[[ SUPPLIED PASSAGE, beginning ]]

The ideal candidate will possess the following qualifications:

  • Associate's degree in nursing required.
  • Bachelor's degree nursing preferred.
  • 2 years of expereince in managed care required And
  • 3 years of Utilization management experience in an acute or post-acute provider, health plan or other care company experience required And
  • 2 years experience in direct patient care as an RN, preferred acute care (Ortho, Cardiology, Chemo/ Radiology) required And
  • Previous experience with managed care data systems and reports required.
  • RN - Registered Nurse upon hire required.
  • CCM - or equivalent URAC Recognized Case Management certification must be obtained within 18 months of employment or transfer into position required.

[[ SUPPLIED PASSAGE, end ]]
[[ RECORDED INFORMATION, beginning ]]

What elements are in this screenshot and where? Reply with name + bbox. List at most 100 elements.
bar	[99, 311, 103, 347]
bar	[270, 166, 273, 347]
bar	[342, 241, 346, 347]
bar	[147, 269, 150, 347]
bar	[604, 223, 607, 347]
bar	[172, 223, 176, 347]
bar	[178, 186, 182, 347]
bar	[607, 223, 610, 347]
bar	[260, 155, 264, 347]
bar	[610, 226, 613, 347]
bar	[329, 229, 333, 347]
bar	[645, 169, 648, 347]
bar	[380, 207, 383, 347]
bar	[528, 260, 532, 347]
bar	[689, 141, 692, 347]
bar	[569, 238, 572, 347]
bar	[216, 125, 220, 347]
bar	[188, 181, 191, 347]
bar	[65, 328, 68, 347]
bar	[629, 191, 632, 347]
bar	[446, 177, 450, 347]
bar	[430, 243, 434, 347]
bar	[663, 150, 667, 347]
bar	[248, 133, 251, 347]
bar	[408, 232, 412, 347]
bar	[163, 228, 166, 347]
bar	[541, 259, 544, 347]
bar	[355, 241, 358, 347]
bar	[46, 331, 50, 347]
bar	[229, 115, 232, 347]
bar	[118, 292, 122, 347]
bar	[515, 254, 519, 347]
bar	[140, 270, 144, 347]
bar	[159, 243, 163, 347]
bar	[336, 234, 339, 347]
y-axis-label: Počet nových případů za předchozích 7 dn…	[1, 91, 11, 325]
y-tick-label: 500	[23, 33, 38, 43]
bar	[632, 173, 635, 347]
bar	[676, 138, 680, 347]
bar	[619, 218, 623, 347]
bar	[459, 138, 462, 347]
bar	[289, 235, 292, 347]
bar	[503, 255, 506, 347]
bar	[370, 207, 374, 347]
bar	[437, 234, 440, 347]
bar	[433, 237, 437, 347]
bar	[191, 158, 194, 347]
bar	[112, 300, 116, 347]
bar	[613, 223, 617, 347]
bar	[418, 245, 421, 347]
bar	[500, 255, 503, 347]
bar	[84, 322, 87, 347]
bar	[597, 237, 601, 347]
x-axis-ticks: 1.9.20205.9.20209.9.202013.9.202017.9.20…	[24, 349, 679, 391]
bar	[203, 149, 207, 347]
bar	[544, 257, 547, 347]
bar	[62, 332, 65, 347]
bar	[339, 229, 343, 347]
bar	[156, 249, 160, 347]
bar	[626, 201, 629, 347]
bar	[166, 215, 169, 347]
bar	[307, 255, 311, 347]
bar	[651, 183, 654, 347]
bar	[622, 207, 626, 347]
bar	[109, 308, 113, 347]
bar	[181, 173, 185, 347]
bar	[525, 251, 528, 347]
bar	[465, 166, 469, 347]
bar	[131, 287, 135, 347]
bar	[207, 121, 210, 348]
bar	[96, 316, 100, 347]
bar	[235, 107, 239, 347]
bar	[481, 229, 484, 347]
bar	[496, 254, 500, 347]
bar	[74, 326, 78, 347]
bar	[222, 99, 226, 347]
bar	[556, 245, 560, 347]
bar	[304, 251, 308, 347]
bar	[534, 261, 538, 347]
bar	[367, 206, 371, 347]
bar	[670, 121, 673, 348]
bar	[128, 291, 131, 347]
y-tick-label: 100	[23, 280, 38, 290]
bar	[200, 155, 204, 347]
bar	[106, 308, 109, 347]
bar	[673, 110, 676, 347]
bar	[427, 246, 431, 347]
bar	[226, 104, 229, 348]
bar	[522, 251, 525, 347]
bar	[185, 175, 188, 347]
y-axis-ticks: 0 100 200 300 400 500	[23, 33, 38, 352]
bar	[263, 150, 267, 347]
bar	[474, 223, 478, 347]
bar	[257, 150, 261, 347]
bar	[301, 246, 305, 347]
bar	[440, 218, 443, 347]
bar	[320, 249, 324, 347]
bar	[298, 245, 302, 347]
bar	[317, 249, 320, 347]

[[ RECORDED INFORMATION, end ]]

WHAT TO WORK ON —
1 – According to the nursing job qualifications, within what period must the CCM or equivalent certification be obtained?
2 – Carry on the nursing job qualifications from the point where they stop.
This material has no connection to the nursing job qualifications above it.

ANSWERS —
1 – Within 18 months of employment or transfer into the position.

2 –
Skills

  • Strong analytical and organizational skills
  • Ability to apply professional standards of practice in work environment
  • Knowledge of specific regulatory, managed care requirements preferred
  • Must be proficient in various word processing, spreadsheet, graphics, and database programs including Microsoft Word, Excel, Access, PowerPoint, Outlook, etc.

Southwestern Health Resources Clinically Integrated Network (SWHR CIN) is an affiliated company of Texas Health and UT Southwestern. If hired for this position, you will become a SWHR CIN employee rather than a Texas Health or UT Southwestern employee.